_Requirements_.
Check each line of the listing for the word "бекіту" and report how many lines contain it, giving nothing but the number.

_Available records_.
━━━━

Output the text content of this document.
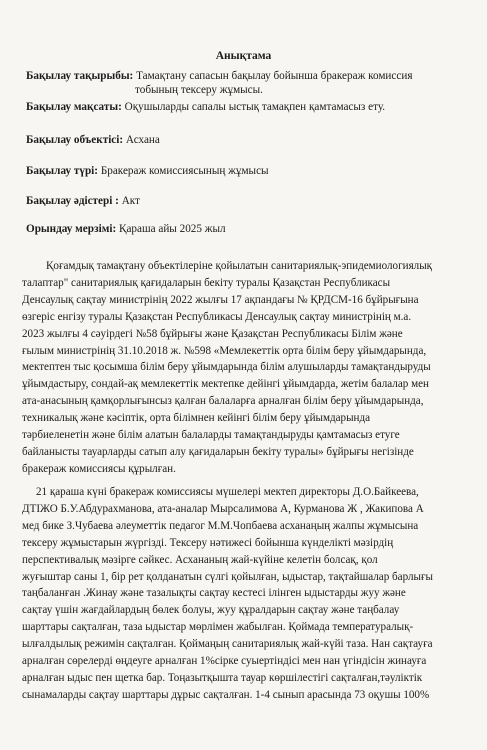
Анықтама
Бақылау тақырыбы: Тамақтану сапасын бақылау бойынша бракераж комиссия
тобының тексеру жұмысы.
Бақылау мақсаты: Оқушыларды сапалы ыстық тамақпен қамтамасыз ету.
Бақылау объектісі: Асхана
Бақылау түрі: Бракераж комиссиясының жұмысы
Бақылау әдістері : Акт
Орындау мерзімі: Қараша айы 2025 жыл
Қоғамдық тамақтану объектілеріне қойылатын санитариялық-эпидемиологиялық
талаптар" санитариялық қағидаларын бекіту туралы Қазақстан Республикасы
Денсаулық сақтау министрінің 2022 жылғы 17 ақпандағы № ҚРДСМ-16 бұйрығына
өзгеріс енгізу туралы Қазақстан Республикасы Денсаулық сақтау министрінің м.а.
2023 жылғы 4 сәуірдегі №58 бұйрығы және Қазақстан Республикасы Білім және
ғылым министрінің 31.10.2018 ж. №598 «Мемлекеттік орта білім беру ұйымдарында,
мектептен тыс қосымша білім беру ұйымдарында білім алушыларды тамақтандыруды
ұйымдастыру, сондай-ақ мемлекеттік мектепке дейінгі ұйымдарда, жетім балалар мен
ата-анасының қамқорлығынсыз қалған балаларға арналған білім беру ұйымдарында,
техникалық және кәсіптік, орта білімнен кейінгі білім беру ұйымдарында
тәрбиеленетін және білім алатын балаларды тамақтандыруды қамтамасыз етуге
байланысты тауарларды сатып алу қағидаларын бекіту туралы» бұйрығы негізінде
бракераж комиссиясы құрылған.
21 қараша күні бракераж комиссиясы мүшелері мектеп директоры Д.О.Байкеева,
ДТІЖО Б.У.Абдурахманова, ата-аналар Мырсалимова А, Курманова Ж , Жакипова А
мед бике З.Чубаева әлеуметтік педагог М.М.Чопбаева асханаңың жалпы жұмысына
тексеру жұмыстарын жүргізді. Тексеру нәтижесі бойынша күнделікті мәзірдің
перспективалық мәзірге сәйкес. Асхананың жай-күйіне келетін болсақ, қол
жуғыштар саны 1, бір рет қолданатын сүлгі қойылған, ыдыстар, тақтайшалар барлығы
таңбаланған .Жинау және тазалықты сақтау кестесі ілінген ыдыстарды жуу және
сақтау үшін жағдайлардың бөлек болуы, жуу құралдарын сақтау және таңбалау
шарттары сақталған, таза ыдыстар мөрлімен жабылған. Қоймада температуралық-
ылғалдылық режимін сақталған. Қоймаңың санитариялық жай-күйі таза. Нан сақтауға
арналған сөрелерді өңдеуге арналған 1%сірке суыертіндісі мен нан үгіндісін жинауға
арналған ыдыс пен щетка бар. Тоңазытқышта тауар көршілестігі сақталған,тәуліктік
сынамаларды сақтау шарттары дұрыс сақталған. 1-4 сынып арасында 73 оқушы 100%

━━━━

_Solution to the exercise_.
2